== Given task a ==
In the records, quote every line starting with the line containing "candle-up (606, 76, 611, 99)" and going on through the line containing "candle-down (615, 50, 620, 63)", both included.

Re: [PATCH 1/2] mwifiex: Use non-posted PCI register writes

From: Jonas Dreßler
Date: Thu Sep 30 2021 - 12:22:53 EST


On 9/30/21 6:19 PM, Pali Rohár wrote:
On Thursday 30 September 2021 18:14:04 Jonas Dreßler wrote:
On 9/30/21 5:42 PM, Pali Rohár wrote:
On Thursday 30 September 2021 17:38:43 Jonas Dreßler wrote:
On 9/23/21 10:22 PM, Pali Rohár wrote:
On Thursday 23 September 2021 22:41:30 Andy Shevchenko wrote:
On Thu, Sep 23, 2021 at 6:28 PM Jonas Dreßler <verdre@xxxxxxx> wrote:
On 9/22/21 2:50 PM, Jonas Dreßler wrote:

...

- Just calling mwifiex_write_reg() once and then blocking until the card
wakes up using my delay-loop doesn't fix the issue, it's actually
writing multiple times that fixes the issue

These observations sound a lot like writes (and even reads) are actually
being dropped, don't they?

It sounds like you're writing into a not ready (fully powered on) device.

This reminds me a discussion with Bjorn about CRS response returned
after firmware crash / reset when device is not ready yet:
https://lore.kernel.org/linux-pci/20210922164803.GA203171@bhelgaas/

Could not be this similar issue? You could check it via reading
PCI_VENDOR_ID register from config space. And if it is not valid value
then card is not really ready yet.

To check this, try to put a busy loop for reading and check the value
till it gets 0.

Something like

unsigned int count = 1000;

do {
if (mwifiex_read_reg(...) == 0)
break;
} while (--count);


--
With Best Regards,
Andy Shevchenko

I've tried both reading PCI_VENDOR_ID and the firmware status using a busy
loop now, but sadly none of them worked. It looks like the card always
replies with the correct values even though it sometimes won't wake up after
that.

I do have one new observation though, although I've no clue what could be
happening here: When reading PCI_VENDOR_ID 1000 times to wakeup we can
"predict" the wakeup failure because exactly one (usually around the 20th)
of those 1000 reads will fail.

What does "fail" means here?

ioread32() returns all ones, that's interpreted as failure by
mwifiex_read_reg().

Ok. And can you check if PCI Bridge above this card has enabled CRSSVE
bit (CRSVisible in RootCtl+RootCap in lspci output)? To determinate if
Bridge could convert CRS response to all-ones as failed transaction.


Seems like that bit is disabled:
> RootCap: CRSVisible-
> RootCtl: ErrCorrectable- ErrNon-Fatal- ErrFatal- PMEIntEna+ CRSVisible-



Maybe the firmware actually tries to wake up,
encounters an error somewhere in its wakeup routines and then goes down a
special failure code path. That code path keeps the cards CPU so busy that
at some point a PCI_VENDOR_ID request times out?

Or well, maybe the card actually wakes up fine, but we don't receive the
interrupt on our end, so many possibilities...

== Entries ==
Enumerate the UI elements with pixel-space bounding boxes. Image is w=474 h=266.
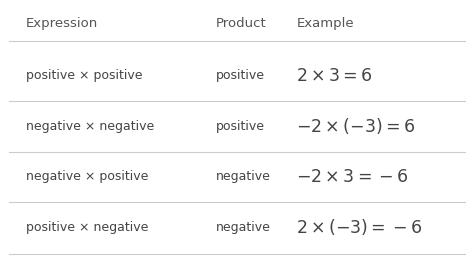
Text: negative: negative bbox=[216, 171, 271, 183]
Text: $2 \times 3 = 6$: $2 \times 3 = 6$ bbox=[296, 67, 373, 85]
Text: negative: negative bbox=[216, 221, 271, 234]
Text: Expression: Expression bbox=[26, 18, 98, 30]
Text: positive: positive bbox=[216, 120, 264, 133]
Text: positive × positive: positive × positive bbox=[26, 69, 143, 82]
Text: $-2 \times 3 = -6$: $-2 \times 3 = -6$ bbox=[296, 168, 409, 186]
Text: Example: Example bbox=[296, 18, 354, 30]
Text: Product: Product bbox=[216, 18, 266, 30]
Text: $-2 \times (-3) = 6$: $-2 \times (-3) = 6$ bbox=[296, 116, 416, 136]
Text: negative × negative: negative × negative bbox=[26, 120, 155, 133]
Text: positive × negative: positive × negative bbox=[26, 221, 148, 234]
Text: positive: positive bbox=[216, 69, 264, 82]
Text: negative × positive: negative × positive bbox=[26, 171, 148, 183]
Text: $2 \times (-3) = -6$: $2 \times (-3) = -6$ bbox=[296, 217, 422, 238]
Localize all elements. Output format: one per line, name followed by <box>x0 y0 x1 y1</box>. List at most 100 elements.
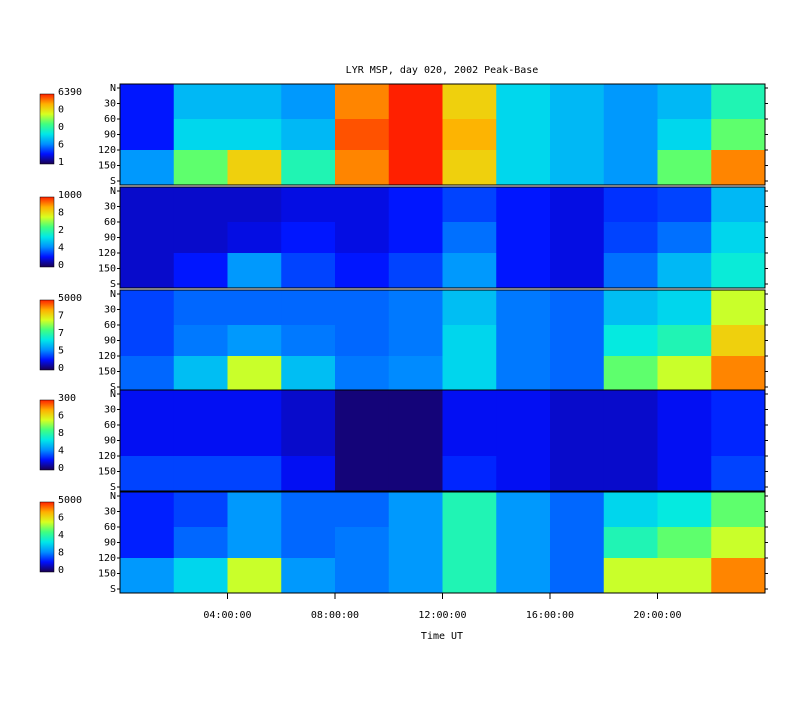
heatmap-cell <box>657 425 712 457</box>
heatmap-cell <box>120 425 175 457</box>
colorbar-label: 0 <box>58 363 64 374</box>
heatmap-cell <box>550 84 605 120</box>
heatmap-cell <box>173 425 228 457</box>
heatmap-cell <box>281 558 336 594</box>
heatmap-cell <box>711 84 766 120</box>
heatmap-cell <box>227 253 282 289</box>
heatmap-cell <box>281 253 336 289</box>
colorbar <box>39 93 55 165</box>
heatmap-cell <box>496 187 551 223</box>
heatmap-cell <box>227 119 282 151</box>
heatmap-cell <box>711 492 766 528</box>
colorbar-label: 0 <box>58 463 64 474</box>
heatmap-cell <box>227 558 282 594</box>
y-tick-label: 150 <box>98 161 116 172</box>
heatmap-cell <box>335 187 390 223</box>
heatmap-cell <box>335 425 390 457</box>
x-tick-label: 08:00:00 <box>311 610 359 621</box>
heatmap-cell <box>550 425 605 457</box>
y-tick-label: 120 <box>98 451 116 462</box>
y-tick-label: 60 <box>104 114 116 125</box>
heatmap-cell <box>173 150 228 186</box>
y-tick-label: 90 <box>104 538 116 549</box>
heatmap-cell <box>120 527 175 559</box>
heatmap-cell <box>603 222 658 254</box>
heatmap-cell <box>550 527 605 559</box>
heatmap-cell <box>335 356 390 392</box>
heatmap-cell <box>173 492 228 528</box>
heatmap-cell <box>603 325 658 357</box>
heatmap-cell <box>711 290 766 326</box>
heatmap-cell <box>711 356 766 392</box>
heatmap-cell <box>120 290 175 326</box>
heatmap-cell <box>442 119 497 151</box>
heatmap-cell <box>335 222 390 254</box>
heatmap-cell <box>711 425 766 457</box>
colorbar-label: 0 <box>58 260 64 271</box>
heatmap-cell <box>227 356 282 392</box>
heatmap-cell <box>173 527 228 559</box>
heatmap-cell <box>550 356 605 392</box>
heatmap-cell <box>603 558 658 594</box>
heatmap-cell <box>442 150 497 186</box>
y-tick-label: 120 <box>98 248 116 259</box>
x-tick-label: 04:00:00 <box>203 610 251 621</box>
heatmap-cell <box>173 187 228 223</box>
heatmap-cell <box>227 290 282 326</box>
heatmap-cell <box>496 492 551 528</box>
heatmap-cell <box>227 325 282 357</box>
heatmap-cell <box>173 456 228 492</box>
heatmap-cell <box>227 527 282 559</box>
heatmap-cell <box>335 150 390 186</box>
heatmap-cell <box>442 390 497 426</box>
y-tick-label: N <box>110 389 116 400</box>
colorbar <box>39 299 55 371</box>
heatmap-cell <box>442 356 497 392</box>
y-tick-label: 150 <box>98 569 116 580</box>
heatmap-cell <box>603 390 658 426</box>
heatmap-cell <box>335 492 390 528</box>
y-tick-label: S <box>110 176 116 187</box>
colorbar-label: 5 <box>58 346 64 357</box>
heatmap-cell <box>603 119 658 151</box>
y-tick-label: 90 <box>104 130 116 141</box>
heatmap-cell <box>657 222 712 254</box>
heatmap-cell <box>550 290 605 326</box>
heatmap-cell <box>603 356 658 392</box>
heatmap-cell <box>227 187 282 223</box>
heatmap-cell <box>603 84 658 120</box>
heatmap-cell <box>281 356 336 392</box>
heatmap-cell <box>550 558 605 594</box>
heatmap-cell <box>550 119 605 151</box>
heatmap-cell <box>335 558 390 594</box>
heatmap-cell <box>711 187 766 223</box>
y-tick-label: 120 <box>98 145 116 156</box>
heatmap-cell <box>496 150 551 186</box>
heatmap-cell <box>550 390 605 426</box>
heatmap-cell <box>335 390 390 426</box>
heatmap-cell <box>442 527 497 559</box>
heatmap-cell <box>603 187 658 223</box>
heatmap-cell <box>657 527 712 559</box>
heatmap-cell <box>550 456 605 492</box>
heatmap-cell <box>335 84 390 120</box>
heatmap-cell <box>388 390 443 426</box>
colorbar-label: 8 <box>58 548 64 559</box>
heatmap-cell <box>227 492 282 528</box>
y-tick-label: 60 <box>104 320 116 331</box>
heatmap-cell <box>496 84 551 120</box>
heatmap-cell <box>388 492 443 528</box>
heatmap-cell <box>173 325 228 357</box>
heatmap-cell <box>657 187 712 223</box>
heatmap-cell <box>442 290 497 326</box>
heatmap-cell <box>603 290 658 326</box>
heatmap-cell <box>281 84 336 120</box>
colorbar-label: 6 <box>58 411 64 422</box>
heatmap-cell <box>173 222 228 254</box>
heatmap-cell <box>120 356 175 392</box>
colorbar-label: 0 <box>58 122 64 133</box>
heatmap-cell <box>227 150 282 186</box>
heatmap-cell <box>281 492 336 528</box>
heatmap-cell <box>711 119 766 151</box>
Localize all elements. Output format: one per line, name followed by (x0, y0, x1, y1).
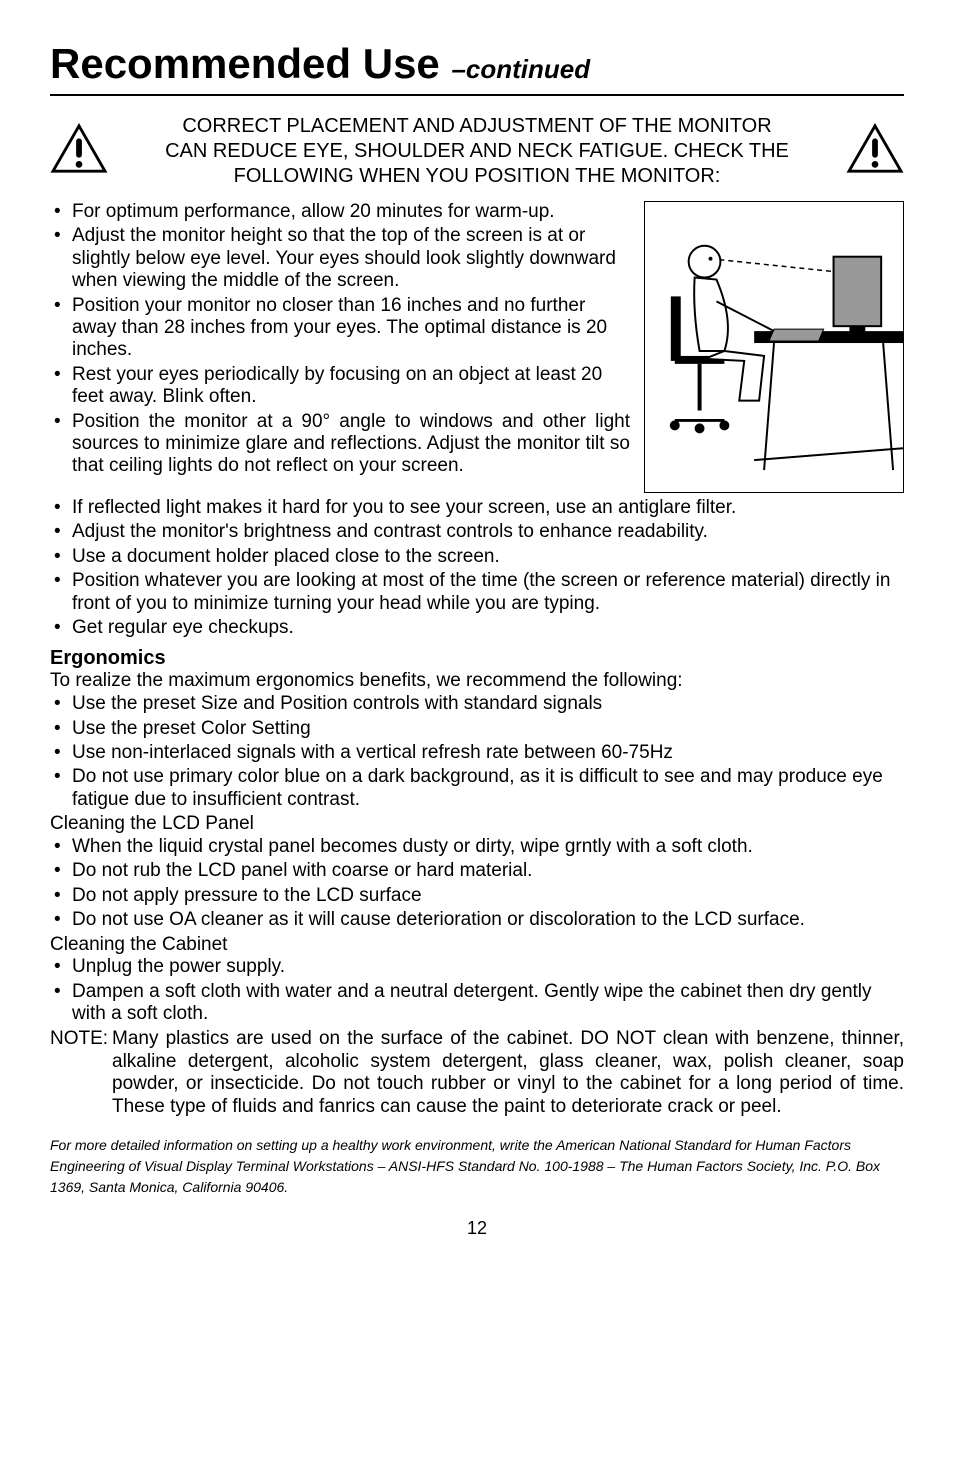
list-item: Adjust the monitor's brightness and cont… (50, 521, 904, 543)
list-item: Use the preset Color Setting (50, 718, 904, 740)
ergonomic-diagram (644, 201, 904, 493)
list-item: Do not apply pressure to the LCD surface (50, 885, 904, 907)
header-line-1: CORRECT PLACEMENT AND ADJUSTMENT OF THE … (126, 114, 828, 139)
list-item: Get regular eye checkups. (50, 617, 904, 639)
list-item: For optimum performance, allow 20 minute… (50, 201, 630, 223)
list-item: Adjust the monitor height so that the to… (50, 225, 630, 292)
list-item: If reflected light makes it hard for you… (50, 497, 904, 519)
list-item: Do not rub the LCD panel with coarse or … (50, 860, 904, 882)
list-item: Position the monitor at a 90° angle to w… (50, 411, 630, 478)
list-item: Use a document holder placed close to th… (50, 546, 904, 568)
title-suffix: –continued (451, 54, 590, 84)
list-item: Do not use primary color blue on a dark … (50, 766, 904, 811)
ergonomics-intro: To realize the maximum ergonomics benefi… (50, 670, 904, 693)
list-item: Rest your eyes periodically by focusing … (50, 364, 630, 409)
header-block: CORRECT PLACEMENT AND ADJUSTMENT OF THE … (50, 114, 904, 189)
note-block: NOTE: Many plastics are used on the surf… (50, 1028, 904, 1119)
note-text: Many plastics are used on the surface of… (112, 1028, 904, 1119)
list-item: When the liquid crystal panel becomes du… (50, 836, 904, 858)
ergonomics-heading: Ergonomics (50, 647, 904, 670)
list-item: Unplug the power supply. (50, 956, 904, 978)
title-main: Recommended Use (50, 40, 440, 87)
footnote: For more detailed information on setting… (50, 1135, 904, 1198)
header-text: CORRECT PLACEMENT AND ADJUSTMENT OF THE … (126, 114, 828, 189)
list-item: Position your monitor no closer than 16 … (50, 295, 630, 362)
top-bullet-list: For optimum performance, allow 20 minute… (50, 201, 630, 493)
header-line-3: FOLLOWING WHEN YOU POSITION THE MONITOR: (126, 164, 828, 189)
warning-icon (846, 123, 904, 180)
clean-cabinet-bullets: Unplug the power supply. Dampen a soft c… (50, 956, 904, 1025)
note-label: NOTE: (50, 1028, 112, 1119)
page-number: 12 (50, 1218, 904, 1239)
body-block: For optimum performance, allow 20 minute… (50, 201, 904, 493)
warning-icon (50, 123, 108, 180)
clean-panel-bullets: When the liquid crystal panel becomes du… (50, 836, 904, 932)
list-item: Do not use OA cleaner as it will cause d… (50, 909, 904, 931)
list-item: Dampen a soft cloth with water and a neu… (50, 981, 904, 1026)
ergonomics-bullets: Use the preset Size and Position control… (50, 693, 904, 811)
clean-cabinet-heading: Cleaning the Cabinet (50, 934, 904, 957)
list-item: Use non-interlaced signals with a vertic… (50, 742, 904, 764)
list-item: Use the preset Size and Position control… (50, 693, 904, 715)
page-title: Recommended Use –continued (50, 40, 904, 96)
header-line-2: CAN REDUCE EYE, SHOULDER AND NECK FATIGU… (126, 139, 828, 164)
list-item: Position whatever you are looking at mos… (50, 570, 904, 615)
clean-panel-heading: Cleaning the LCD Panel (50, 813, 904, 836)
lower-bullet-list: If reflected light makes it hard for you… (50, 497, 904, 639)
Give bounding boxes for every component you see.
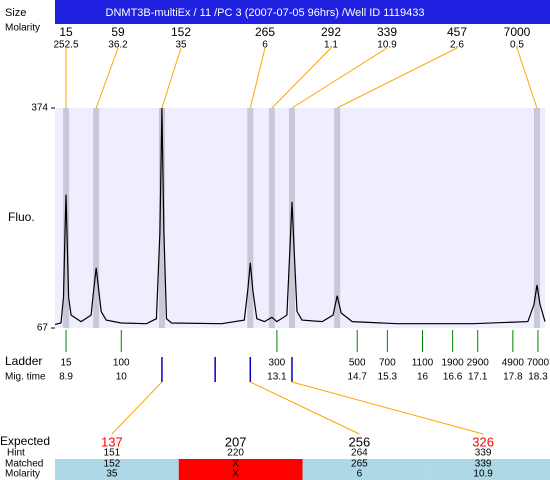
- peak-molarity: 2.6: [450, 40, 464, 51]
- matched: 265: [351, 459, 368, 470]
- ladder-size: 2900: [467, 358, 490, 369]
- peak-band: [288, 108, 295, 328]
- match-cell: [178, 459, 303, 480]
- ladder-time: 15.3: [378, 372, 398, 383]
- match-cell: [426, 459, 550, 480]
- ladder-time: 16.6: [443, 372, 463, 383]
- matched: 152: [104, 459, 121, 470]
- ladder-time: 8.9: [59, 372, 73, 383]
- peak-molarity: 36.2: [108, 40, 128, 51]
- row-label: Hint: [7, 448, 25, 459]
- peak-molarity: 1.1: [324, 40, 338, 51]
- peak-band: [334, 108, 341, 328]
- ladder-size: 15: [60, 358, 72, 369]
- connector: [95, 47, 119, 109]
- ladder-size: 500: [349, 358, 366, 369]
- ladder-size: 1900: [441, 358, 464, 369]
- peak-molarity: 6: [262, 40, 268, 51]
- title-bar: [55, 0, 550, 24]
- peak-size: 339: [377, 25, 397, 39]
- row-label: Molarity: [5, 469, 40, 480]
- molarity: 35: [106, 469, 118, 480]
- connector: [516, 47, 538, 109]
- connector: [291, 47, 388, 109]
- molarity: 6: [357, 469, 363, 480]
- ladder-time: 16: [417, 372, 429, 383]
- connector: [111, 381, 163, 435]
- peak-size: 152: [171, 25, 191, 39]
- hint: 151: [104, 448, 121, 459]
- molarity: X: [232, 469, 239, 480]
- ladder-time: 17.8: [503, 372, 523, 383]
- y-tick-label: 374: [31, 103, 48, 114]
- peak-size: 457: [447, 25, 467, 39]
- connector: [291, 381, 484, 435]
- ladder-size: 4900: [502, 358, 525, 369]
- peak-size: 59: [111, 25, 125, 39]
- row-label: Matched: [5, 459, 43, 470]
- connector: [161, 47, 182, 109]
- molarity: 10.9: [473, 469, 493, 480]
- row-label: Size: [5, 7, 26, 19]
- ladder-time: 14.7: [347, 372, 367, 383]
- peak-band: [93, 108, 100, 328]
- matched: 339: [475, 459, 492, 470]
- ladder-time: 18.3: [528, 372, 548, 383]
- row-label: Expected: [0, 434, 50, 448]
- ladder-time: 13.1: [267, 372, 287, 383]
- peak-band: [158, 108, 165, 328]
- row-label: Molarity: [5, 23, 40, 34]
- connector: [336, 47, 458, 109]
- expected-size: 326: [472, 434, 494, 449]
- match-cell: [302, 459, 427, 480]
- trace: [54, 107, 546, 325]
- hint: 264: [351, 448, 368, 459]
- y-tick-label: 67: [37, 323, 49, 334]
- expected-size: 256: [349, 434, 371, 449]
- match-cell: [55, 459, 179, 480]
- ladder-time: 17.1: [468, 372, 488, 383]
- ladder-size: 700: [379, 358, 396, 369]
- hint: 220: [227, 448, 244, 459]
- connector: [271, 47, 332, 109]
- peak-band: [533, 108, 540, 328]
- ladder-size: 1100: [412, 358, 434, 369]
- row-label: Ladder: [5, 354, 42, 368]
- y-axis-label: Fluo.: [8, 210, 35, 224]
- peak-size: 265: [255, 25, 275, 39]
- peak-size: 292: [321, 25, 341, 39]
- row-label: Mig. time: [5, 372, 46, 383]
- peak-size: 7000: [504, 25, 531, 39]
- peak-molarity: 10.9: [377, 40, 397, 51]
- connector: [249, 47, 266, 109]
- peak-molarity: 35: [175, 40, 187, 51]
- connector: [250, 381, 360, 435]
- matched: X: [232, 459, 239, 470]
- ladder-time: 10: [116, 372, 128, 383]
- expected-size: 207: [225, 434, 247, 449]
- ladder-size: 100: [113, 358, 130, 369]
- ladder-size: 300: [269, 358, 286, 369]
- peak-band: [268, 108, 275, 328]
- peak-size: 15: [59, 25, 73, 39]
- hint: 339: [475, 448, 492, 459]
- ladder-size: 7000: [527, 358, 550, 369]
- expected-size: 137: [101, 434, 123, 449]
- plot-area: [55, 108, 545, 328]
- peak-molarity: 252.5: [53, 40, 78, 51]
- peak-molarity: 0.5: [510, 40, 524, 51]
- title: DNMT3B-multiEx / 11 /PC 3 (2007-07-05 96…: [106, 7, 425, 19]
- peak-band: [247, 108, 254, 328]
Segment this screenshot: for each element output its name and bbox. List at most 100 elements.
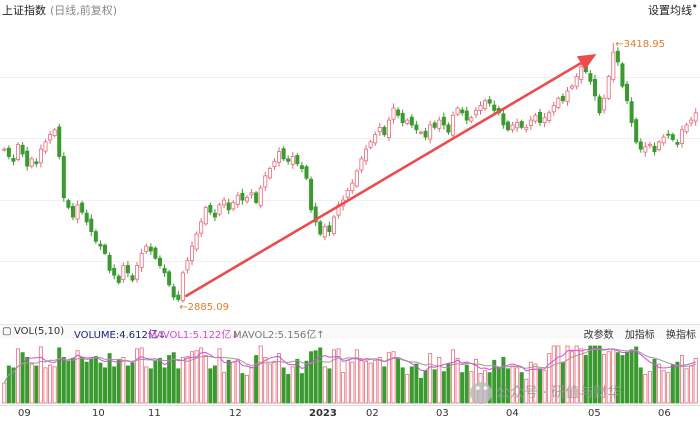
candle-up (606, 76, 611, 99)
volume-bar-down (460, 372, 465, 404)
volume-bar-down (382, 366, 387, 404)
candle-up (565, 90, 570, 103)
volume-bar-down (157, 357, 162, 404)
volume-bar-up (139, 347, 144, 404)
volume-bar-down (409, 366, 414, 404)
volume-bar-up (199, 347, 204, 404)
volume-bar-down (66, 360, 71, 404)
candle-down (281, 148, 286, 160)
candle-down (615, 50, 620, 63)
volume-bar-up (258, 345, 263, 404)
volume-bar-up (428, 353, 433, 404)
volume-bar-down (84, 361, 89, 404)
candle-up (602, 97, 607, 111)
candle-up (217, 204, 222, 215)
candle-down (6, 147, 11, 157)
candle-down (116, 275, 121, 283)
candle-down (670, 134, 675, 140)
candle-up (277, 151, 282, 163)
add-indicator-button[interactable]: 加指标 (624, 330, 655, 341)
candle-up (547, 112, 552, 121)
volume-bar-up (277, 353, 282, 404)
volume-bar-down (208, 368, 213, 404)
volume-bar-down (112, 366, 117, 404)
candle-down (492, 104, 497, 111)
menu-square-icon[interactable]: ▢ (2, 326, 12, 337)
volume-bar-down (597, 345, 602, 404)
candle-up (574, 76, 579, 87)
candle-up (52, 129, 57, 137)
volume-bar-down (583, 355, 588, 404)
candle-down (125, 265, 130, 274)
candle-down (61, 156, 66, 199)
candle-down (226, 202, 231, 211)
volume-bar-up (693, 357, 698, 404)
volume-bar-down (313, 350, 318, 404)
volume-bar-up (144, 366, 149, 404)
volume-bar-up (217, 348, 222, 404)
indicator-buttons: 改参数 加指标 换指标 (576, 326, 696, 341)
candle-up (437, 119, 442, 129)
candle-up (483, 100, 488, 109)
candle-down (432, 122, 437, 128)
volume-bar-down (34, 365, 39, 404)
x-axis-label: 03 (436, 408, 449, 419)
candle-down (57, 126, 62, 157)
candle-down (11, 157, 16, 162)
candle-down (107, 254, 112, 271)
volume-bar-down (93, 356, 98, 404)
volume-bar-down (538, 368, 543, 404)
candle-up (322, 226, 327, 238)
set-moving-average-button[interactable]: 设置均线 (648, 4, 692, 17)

== Given task b ==
In the mwifiex thread, what does ioread32() return when a read of PCI_VENDOR_ID fails?

== Exercise response a ==
candle-up (606, 76, 611, 99)
volume-bar-down (460, 372, 465, 404)
volume-bar-down (382, 366, 387, 404)
candle-up (565, 90, 570, 103)
volume-bar-down (157, 357, 162, 404)
volume-bar-up (139, 347, 144, 404)
volume-bar-down (409, 366, 414, 404)
volume-bar-up (199, 347, 204, 404)
volume-bar-down (66, 360, 71, 404)
candle-down (281, 148, 286, 160)
candle-down (615, 50, 620, 63)

== Exercise response b ==
All ones.